# DOCUMENT PASSAGE
The different values of the DDL's or DSV's correspond to different color points in a pre-defined color space. For example, if the color space has three dimensions, a color point could be expressed as the DDL for each of the dimensions, e.g. (DDL dim 1, DDL dim 2, DDL dim 3). Thus, before using procedures according to the present invention, a color space selection should first be performed, unless a standard or a reference color space is already selected. For some frequently used color spaces (e.g., sRGB is commonly used for displays), the system may be customized to a color space upfront, such that all procedures are adapted to the selected color space. Alternatively, the selection of color space can be provided as metadata, e.g. embedded in the barcode as encoded information.

A “gamut” can be a set of colors realizable by an input/output device and takes a different shape in different color spaces. For example, a display's gamut can be a cube in its native RGB space (“the native gamut”), is then a diamond-like shape in 5 CIELAB color space and is a parallelogram in CIEXYZ color space. A display native gamut can be expressed in a certain color space such as RGB or sRGB which is suitable for displays, or in CIELAB or LAB which is suitable for human vision.

Since an image sensor or a display often comprises a sub-set of the full color space (its “color gamut”), it can be necessary to “re-distribute” the DSV's or the DDL's over the available sub-set of color points. This is part of the calibration, which may further comprise compensation for deficiencies due to the external or internal temperature of for example the display device or image sensor device, non-linearity, etc.

A “calibration target” describes how a device should behave. For example, the target behaviour of a display can be described by the luminance and color that the display should output as a targeted or desired response to certain provided DDL's. Similarly, the target behaviour of an image sensor can be described by the DSV's that the image sensor detects as a targeted or desired response to having received light with a certain luminance and color. The calibration target for a display or an image sensor can be referred to as a “target DDL's” or a “target DSV's” respectively.

A “processing unit” can be an electronic circuit, e.g. a central processing unit that can perform operations on a data set. The processing unit can comprise an image processor such as a digital microprocessor. The digital microprocessor may include a CPU or a GPU or may include more than one CPU or more than one GPU or combinations such as a CPU and a GPU. The processing unit can include an input and an output and may include memory.

An “imaging device” can be any type of device or instrument comprising an image sensor, for example a dermatoscope, laparoscope, endoscope, microscope, or any digital media device, such as mobile phone, tablet, laptop, etc. that has access to an embedded or external image sensor. Images and light can travel into the imaging device through the entrance pupil of the imaging device.

An “extension piece” can be put in front of the entrance pupil of an imaging device, or a device which is housing the image sensor, to extend the distance between the image sensor and the object to be investigated, or the object of interest. The extension piece can have a cover glass at the side facing the operator.

A “spacer” can be configured to reduce the contact surface between the image sensor, or a device housing the image sensor, and the object to be investigated. The spacer can have a cover glass at the side facing the operator.

# RECORDS
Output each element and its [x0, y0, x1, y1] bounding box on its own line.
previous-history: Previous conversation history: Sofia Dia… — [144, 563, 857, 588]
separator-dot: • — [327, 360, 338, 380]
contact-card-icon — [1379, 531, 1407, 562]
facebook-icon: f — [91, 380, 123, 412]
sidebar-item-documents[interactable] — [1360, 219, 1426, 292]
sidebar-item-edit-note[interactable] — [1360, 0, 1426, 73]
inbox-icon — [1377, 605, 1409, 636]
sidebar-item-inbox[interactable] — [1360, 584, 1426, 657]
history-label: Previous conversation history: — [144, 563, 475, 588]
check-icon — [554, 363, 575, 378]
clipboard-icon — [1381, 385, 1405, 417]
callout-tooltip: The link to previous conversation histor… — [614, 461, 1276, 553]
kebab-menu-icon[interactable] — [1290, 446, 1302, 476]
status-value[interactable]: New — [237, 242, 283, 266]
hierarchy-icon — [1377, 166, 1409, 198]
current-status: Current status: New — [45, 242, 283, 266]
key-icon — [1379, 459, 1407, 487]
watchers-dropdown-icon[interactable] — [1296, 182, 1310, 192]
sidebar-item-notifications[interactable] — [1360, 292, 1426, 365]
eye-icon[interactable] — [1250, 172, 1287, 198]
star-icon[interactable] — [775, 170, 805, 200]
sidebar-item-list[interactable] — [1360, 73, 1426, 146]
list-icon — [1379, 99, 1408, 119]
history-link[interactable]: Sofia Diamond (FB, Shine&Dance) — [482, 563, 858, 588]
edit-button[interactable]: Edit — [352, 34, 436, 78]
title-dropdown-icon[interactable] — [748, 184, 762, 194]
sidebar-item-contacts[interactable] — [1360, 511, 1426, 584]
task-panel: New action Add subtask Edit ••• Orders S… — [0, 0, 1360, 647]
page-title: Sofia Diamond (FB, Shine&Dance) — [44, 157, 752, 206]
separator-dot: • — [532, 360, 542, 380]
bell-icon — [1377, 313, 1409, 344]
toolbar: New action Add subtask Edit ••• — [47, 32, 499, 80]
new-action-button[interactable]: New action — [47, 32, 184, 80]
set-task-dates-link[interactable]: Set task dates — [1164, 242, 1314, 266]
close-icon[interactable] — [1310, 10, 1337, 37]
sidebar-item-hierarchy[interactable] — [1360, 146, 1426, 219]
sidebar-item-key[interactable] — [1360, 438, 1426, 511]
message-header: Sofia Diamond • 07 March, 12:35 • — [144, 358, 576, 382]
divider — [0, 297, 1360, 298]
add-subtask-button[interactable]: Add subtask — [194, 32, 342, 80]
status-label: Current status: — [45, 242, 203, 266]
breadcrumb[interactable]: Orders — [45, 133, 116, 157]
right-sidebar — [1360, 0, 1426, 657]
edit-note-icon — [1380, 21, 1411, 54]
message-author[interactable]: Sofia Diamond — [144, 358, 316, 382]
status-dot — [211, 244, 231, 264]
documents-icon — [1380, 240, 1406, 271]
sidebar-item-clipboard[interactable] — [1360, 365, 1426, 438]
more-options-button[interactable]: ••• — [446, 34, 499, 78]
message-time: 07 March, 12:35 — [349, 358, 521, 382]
* * *
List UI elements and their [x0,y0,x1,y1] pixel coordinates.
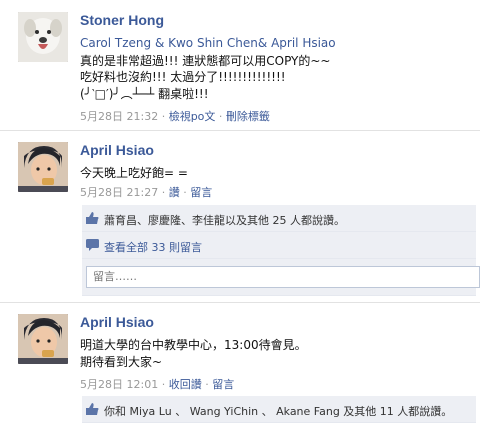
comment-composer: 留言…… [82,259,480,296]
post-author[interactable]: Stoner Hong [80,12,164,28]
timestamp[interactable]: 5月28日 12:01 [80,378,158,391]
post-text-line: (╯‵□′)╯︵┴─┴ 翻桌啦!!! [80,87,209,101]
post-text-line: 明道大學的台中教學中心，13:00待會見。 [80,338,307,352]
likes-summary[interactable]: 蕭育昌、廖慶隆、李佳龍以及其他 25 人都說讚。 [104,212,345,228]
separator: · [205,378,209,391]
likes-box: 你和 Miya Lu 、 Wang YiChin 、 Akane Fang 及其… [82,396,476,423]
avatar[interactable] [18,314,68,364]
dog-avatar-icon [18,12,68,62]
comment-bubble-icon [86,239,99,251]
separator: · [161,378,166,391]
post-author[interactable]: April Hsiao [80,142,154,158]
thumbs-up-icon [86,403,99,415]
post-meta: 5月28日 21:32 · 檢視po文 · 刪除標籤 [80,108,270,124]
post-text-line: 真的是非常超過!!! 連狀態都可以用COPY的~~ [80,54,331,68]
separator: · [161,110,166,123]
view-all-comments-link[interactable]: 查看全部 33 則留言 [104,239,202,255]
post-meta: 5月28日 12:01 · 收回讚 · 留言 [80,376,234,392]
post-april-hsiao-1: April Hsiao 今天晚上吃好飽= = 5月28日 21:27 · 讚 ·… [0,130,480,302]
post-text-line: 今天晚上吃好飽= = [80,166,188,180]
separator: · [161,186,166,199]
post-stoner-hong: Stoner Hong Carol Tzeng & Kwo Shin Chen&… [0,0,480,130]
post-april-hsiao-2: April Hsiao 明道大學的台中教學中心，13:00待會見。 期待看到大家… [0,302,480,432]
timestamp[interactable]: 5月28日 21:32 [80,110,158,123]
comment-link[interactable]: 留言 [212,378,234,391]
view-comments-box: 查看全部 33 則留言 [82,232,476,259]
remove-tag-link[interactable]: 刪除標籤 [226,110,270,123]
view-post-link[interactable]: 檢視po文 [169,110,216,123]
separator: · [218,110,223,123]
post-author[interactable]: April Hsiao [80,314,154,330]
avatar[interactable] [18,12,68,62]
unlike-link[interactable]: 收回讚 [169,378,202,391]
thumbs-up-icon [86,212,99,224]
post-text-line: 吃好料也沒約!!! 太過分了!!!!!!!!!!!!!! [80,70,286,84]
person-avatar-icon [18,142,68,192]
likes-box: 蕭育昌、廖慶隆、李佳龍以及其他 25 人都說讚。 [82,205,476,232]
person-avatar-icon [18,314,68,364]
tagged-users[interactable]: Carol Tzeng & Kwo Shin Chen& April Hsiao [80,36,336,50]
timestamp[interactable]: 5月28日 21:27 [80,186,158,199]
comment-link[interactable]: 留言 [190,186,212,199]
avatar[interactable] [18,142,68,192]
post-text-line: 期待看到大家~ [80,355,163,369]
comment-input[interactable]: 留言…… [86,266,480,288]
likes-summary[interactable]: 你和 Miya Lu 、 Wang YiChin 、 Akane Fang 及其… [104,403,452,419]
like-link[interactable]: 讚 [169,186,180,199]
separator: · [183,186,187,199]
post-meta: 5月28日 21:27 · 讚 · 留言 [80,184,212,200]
* * *
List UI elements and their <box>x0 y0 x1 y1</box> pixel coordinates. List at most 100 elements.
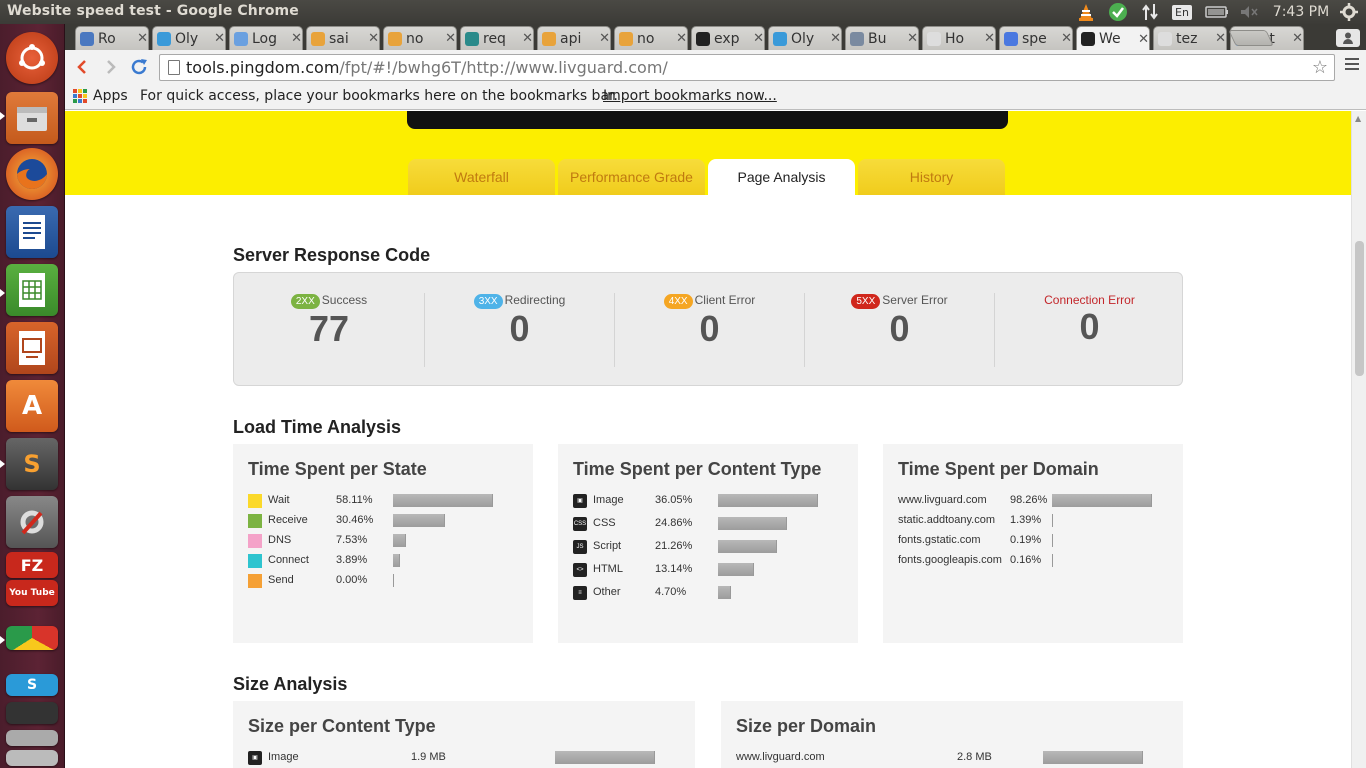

# DIRECTIVES
a: In the color calibration text, what shape does a display's gamut take in CIEXYZ color space?
b: Reproduce the color calibration text starting at "Since an image" and ending at "device, non-linearity, etc.", swapping "calibration" for "adjustment".

# ANSWERS FOR THIS EXERCISE
a: A parallelogram.

b:
Since an image sensor or a display often comprises a sub-set of the full color space (its “color gamut”), it can be necessary to “re-distribute” the DSV's or the DDL's over the available sub-set of color points. This is part of the adjustment, which may further comprise compensation for deficiencies due to the external or internal temperature of for example the display device or image sensor device, non-linearity, etc.